> _Supplied records_
++++++++++++++++++++

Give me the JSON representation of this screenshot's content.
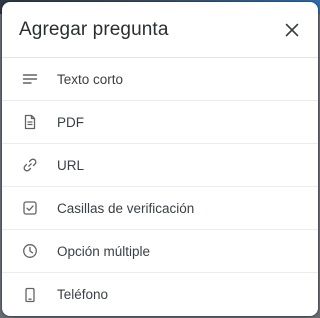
{
  "dialog": {
    "title": "Agregar pregunta",
    "close_icon": "close-icon"
  },
  "items": [
    {
      "label": "Texto corto",
      "icon": "short-text-icon"
    },
    {
      "label": "PDF",
      "icon": "document-icon"
    },
    {
      "label": "URL",
      "icon": "link-icon"
    },
    {
      "label": "Casillas de verificación",
      "icon": "checkbox-icon"
    },
    {
      "label": "Opción múltiple",
      "icon": "clock-icon"
    },
    {
      "label": "Teléfono",
      "icon": "phone-icon"
    }
  ],
  "colors": {
    "icon": "#5f6368",
    "text": "#3a3f45",
    "title": "#2b2f33"
  }
}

++++++++++++++++++++

Copy the material shown above in full and exactly. Skip the pictures.

Give me the JSON representation of this screenshot's content.
{
  "dialog": {
    "title": "Agregar pregunta",
    "close_icon": "close-icon"
  },
  "items": [
    {
      "label": "Texto corto",
      "icon": "short-text-icon"
    },
    {
      "label": "PDF",
      "icon": "document-icon"
    },
    {
      "label": "URL",
      "icon": "link-icon"
    },
    {
      "label": "Casillas de verificación",
      "icon": "checkbox-icon"
    },
    {
      "label": "Opción múltiple",
      "icon": "clock-icon"
    },
    {
      "label": "Teléfono",
      "icon": "phone-icon"
    }
  ],
  "colors": {
    "icon": "#5f6368",
    "text": "#3a3f45",
    "title": "#2b2f33"
  }
}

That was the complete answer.